● Task details
Write the material out again exactly as it stands.

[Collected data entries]
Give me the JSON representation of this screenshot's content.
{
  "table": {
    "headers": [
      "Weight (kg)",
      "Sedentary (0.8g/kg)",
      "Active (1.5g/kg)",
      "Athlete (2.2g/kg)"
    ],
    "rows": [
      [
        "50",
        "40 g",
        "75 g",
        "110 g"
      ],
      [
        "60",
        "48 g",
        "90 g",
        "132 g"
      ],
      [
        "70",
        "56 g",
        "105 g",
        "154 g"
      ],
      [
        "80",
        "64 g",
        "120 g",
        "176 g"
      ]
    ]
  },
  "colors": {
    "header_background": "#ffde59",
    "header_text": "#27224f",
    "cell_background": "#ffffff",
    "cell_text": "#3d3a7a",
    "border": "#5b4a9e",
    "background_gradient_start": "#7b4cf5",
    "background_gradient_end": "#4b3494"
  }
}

● Answer for the task
Give me the JSON representation of this screenshot's content.
{
  "table": {
    "headers": [
      "Weight (kg)",
      "Sedentary (0.8g/kg)",
      "Active (1.5g/kg)",
      "Athlete (2.2g/kg)"
    ],
    "rows": [
      [
        "50",
        "40 g",
        "75 g",
        "110 g"
      ],
      [
        "60",
        "48 g",
        "90 g",
        "132 g"
      ],
      [
        "70",
        "56 g",
        "105 g",
        "154 g"
      ],
      [
        "80",
        "64 g",
        "120 g",
        "176 g"
      ]
    ]
  },
  "colors": {
    "header_background": "#ffde59",
    "header_text": "#27224f",
    "cell_background": "#ffffff",
    "cell_text": "#3d3a7a",
    "border": "#5b4a9e",
    "background_gradient_start": "#7b4cf5",
    "background_gradient_end": "#4b3494"
  }
}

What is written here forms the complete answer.